Scan the entries below and report only how many lines contain "Côte".

** Begin Records shown **

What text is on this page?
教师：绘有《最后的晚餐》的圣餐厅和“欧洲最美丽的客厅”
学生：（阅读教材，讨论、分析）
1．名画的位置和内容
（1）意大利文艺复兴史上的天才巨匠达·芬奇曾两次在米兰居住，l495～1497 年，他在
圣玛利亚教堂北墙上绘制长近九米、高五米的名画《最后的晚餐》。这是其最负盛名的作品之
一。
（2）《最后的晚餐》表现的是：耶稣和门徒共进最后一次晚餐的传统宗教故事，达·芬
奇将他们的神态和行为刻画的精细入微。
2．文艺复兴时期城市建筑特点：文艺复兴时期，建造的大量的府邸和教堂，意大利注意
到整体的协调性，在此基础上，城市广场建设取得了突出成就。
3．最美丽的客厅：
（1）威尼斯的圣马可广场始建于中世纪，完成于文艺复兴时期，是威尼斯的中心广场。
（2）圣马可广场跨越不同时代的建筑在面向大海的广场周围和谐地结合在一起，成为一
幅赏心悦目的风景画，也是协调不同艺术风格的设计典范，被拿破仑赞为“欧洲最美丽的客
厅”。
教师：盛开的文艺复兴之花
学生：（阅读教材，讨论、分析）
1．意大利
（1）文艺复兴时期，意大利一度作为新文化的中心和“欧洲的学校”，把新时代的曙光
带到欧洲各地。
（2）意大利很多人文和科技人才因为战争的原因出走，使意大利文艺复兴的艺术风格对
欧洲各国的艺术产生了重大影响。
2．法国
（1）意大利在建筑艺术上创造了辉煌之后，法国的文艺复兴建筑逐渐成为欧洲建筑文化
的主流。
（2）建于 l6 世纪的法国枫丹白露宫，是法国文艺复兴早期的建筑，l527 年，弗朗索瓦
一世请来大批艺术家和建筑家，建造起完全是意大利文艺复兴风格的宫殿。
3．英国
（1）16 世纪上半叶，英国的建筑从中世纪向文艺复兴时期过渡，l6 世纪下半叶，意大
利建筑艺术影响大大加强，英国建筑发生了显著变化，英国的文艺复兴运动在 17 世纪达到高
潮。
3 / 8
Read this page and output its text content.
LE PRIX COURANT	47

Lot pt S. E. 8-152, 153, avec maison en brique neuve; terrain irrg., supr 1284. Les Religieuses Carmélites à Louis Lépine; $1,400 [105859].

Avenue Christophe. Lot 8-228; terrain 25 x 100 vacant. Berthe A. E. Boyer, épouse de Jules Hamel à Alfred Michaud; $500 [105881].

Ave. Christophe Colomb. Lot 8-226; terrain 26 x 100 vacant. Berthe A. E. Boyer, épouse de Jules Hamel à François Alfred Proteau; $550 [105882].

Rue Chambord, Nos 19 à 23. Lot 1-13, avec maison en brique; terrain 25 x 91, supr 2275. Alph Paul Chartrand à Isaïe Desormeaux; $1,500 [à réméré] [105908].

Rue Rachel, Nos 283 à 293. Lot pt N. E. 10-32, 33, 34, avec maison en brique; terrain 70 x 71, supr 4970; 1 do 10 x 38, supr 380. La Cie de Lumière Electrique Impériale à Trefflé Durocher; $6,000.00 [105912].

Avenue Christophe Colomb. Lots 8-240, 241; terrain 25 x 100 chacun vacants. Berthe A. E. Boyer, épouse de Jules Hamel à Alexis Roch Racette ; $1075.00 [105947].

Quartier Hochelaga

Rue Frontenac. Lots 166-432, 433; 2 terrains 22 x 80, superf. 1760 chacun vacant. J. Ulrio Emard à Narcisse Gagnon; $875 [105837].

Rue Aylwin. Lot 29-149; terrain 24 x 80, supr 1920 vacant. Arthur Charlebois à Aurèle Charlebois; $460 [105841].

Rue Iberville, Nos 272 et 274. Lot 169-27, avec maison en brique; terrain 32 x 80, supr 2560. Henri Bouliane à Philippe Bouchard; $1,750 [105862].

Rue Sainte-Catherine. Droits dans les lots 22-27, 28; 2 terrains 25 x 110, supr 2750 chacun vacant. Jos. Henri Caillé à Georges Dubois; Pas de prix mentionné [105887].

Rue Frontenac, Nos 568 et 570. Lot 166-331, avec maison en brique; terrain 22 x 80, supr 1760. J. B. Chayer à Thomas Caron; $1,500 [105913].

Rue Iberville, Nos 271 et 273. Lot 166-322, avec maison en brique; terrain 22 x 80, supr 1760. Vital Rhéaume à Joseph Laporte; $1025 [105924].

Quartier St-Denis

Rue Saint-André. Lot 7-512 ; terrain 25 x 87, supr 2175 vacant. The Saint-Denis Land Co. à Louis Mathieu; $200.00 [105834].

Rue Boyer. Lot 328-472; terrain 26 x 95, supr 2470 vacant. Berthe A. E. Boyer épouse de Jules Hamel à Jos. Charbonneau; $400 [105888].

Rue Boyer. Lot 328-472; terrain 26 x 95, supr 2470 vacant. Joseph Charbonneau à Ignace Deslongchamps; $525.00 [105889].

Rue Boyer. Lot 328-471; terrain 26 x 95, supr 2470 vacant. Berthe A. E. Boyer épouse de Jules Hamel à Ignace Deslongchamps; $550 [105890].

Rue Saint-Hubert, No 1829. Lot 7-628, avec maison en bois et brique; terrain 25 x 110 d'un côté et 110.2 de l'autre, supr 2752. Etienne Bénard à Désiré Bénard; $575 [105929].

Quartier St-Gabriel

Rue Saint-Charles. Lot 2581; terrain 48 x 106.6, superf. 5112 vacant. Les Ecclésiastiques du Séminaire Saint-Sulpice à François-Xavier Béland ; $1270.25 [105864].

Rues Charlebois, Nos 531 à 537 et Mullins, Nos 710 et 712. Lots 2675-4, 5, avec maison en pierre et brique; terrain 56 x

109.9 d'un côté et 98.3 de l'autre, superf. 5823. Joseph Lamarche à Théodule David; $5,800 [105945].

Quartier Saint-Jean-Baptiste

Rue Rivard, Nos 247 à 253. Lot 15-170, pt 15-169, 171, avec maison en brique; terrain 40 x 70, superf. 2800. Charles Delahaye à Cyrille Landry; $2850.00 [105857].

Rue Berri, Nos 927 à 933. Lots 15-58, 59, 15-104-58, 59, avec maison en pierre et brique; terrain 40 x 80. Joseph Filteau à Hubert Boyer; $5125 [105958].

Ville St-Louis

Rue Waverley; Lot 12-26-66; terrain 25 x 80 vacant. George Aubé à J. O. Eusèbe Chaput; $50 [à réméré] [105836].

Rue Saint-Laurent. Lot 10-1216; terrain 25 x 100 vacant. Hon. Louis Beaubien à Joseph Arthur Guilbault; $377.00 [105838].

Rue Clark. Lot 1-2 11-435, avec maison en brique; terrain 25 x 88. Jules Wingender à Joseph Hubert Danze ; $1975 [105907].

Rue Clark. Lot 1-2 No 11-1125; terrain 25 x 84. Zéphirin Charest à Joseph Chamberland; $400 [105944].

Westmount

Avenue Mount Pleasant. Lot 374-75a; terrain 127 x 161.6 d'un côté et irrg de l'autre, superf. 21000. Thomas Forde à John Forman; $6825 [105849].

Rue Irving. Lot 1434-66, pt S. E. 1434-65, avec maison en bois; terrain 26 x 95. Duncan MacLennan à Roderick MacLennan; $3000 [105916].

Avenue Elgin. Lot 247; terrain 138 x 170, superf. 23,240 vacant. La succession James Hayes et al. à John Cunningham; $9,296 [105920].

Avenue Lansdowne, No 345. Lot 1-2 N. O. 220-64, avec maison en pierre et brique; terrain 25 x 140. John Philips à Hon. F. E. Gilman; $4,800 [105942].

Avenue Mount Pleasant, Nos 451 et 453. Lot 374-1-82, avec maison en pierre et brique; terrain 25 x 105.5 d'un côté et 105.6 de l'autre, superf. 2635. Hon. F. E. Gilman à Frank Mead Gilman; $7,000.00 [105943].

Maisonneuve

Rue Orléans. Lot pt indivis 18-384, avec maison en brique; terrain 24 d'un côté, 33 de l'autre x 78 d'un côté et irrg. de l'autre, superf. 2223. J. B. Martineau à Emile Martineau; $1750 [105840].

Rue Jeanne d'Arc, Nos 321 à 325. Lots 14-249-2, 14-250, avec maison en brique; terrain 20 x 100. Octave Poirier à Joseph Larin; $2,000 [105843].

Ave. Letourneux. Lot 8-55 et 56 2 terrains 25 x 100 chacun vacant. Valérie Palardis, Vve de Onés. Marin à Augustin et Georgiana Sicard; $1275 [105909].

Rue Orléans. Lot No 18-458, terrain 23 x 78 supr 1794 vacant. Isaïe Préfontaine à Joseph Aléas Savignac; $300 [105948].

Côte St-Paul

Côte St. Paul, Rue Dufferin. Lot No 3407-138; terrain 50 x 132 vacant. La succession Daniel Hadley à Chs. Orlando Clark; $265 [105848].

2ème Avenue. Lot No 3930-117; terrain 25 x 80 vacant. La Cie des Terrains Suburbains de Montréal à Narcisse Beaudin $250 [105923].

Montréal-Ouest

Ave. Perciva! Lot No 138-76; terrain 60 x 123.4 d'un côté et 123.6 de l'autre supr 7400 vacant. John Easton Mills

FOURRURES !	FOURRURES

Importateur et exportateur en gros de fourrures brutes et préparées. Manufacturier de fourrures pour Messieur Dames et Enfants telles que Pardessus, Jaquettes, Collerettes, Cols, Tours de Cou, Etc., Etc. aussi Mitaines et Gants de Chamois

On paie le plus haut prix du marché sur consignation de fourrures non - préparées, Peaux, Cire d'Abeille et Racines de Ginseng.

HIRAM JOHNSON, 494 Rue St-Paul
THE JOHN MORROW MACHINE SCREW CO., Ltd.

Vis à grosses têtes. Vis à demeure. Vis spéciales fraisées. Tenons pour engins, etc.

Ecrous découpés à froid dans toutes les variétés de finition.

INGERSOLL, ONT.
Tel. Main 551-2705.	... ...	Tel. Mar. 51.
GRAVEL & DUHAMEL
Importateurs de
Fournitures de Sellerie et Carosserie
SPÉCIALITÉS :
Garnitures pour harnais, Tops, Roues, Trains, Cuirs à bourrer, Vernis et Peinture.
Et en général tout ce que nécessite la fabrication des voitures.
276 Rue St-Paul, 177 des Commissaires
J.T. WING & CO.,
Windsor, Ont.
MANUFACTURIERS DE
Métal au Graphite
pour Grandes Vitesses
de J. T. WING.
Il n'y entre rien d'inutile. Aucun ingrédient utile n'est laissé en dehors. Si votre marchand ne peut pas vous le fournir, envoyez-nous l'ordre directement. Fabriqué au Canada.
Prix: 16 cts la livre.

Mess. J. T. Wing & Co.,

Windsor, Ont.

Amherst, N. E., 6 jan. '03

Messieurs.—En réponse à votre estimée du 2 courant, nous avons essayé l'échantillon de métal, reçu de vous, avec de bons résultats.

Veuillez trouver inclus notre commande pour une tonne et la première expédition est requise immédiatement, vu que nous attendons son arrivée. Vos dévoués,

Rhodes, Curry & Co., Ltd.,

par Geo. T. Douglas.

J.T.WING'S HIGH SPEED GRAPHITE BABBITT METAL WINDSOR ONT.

** End Records shown **

Result for this exercise = 2